A verbatim copy of every entry is required.

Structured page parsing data
*** Begin section ***

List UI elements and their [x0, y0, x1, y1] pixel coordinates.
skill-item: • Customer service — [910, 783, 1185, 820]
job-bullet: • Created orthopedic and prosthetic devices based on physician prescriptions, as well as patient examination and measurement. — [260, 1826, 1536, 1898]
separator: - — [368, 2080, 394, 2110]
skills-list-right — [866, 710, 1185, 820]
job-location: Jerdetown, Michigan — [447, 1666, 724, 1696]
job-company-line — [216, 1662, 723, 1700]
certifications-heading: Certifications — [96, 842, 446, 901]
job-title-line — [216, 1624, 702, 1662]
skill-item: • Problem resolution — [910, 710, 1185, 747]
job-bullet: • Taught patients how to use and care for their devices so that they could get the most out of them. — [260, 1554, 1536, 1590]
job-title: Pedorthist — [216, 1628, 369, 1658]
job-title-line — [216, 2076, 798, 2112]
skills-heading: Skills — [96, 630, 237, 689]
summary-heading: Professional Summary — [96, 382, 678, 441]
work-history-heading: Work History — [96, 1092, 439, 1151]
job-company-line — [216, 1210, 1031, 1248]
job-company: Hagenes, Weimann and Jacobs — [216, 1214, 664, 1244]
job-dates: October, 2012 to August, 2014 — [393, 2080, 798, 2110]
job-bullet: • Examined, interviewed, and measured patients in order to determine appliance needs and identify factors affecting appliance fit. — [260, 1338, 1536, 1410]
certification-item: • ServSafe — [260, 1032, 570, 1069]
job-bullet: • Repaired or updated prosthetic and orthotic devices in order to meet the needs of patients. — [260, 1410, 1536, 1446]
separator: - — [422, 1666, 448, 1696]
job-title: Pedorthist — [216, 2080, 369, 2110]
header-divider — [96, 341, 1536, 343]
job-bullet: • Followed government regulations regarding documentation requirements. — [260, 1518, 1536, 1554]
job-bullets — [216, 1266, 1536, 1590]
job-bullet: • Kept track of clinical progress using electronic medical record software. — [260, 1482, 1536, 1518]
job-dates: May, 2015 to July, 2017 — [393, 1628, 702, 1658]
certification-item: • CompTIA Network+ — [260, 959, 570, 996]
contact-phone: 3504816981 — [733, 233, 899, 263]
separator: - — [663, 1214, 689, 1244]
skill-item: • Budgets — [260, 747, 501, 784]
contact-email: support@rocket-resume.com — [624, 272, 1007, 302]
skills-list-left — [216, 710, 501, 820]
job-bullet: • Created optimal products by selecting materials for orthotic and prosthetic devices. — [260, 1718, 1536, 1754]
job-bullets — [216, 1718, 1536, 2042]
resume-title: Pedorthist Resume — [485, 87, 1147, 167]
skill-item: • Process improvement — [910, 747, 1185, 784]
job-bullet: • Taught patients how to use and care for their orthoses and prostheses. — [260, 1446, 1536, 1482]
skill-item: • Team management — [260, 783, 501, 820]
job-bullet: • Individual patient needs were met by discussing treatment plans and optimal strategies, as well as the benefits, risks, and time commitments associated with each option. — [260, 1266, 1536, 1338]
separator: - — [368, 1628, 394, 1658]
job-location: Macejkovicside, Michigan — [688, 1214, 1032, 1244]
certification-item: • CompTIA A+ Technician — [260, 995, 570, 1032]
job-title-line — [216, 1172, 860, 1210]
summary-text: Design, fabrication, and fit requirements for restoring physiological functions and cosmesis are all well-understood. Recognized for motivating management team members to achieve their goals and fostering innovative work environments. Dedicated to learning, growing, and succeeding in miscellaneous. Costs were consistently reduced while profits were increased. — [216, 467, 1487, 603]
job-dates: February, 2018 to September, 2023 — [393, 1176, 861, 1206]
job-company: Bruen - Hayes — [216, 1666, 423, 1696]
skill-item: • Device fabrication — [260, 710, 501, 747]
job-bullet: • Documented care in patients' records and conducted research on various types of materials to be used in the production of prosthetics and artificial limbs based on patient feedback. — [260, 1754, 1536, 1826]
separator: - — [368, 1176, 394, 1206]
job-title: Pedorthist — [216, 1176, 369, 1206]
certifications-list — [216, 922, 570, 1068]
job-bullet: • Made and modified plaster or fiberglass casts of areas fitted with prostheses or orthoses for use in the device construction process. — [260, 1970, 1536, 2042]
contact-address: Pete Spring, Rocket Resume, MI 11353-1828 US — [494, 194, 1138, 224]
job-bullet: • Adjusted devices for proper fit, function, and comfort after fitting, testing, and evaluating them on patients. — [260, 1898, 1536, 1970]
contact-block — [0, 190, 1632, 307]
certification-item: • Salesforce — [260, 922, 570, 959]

*** End section ***

SOLUTION BELOW —
List UI elements and their [x0, y0, x1, y1] pixel coordinates.
skill-item: • Customer service — [910, 783, 1185, 820]
job-bullet: • Created orthopedic and prosthetic devices based on physician prescriptions, as well as patient examination and measurement. — [260, 1826, 1536, 1898]
separator: - — [368, 2080, 394, 2110]
skills-list-right — [866, 710, 1185, 820]
job-location: Jerdetown, Michigan — [447, 1666, 724, 1696]
job-company-line — [216, 1662, 723, 1700]
certifications-heading: Certifications — [96, 842, 446, 901]
job-title-line — [216, 1624, 702, 1662]
skill-item: • Problem resolution — [910, 710, 1185, 747]
job-bullet: • Taught patients how to use and care for their devices so that they could get the most out of them. — [260, 1554, 1536, 1590]
job-title: Pedorthist — [216, 1628, 369, 1658]
job-title-line — [216, 2076, 798, 2112]
skills-heading: Skills — [96, 630, 237, 689]
summary-heading: Professional Summary — [96, 382, 678, 441]
work-history-heading: Work History — [96, 1092, 439, 1151]
job-company-line — [216, 1210, 1031, 1248]
job-company: Hagenes, Weimann and Jacobs — [216, 1214, 664, 1244]
job-dates: October, 2012 to August, 2014 — [393, 2080, 798, 2110]
job-bullet: • Examined, interviewed, and measured patients in order to determine appliance needs and identify factors affecting appliance fit. — [260, 1338, 1536, 1410]
certification-item: • ServSafe — [260, 1032, 570, 1069]
job-bullet: • Repaired or updated prosthetic and orthotic devices in order to meet the needs of patients. — [260, 1410, 1536, 1446]
separator: - — [422, 1666, 448, 1696]
job-title: Pedorthist — [216, 2080, 369, 2110]
header-divider — [96, 341, 1536, 343]
job-bullet: • Followed government regulations regarding documentation requirements. — [260, 1518, 1536, 1554]
job-bullets — [216, 1266, 1536, 1590]
job-bullet: • Kept track of clinical progress using electronic medical record software. — [260, 1482, 1536, 1518]
job-dates: May, 2015 to July, 2017 — [393, 1628, 702, 1658]
certification-item: • CompTIA Network+ — [260, 959, 570, 996]
contact-phone: 3504816981 — [733, 233, 899, 263]
separator: - — [663, 1214, 689, 1244]
skill-item: • Budgets — [260, 747, 501, 784]
contact-email: support@rocket-resume.com — [624, 272, 1007, 302]
skills-list-left — [216, 710, 501, 820]
job-bullet: • Created optimal products by selecting materials for orthotic and prosthetic devices. — [260, 1718, 1536, 1754]
job-bullets — [216, 1718, 1536, 2042]
resume-title: Pedorthist Resume — [485, 87, 1147, 167]
skill-item: • Process improvement — [910, 747, 1185, 784]
job-bullet: • Taught patients how to use and care for their orthoses and prostheses. — [260, 1446, 1536, 1482]
skill-item: • Team management — [260, 783, 501, 820]
job-bullet: • Individual patient needs were met by discussing treatment plans and optimal strategies, as well as the benefits, risks, and time commitments associated with each option. — [260, 1266, 1536, 1338]
separator: - — [368, 1628, 394, 1658]
job-location: Macejkovicside, Michigan — [688, 1214, 1032, 1244]
certification-item: • CompTIA A+ Technician — [260, 995, 570, 1032]
job-title-line — [216, 1172, 860, 1210]
summary-text: Design, fabrication, and fit requirements for restoring physiological functions and cosmesis are all well-understood. Recognized for motivating management team members to achieve their goals and fostering innovative work environments. Dedicated to learning, growing, and succeeding in miscellaneous. Costs were consistently reduced while profits were increased. — [216, 467, 1487, 603]
job-dates: February, 2018 to September, 2023 — [393, 1176, 861, 1206]
job-company: Bruen - Hayes — [216, 1666, 423, 1696]
skill-item: • Device fabrication — [260, 710, 501, 747]
job-bullet: • Documented care in patients' records and conducted research on various types of materials to be used in the production of prosthetics and artificial limbs based on patient feedback. — [260, 1754, 1536, 1826]
separator: - — [368, 1176, 394, 1206]
job-title: Pedorthist — [216, 1176, 369, 1206]
certifications-list — [216, 922, 570, 1068]
job-bullet: • Made and modified plaster or fiberglass casts of areas fitted with prostheses or orthoses for use in the device construction process. — [260, 1970, 1536, 2042]
contact-address: Pete Spring, Rocket Resume, MI 11353-1828 US — [494, 194, 1138, 224]
job-bullet: • Adjusted devices for proper fit, function, and comfort after fitting, testing, and evaluating them on patients. — [260, 1898, 1536, 1970]
contact-block — [0, 190, 1632, 307]
certification-item: • Salesforce — [260, 922, 570, 959]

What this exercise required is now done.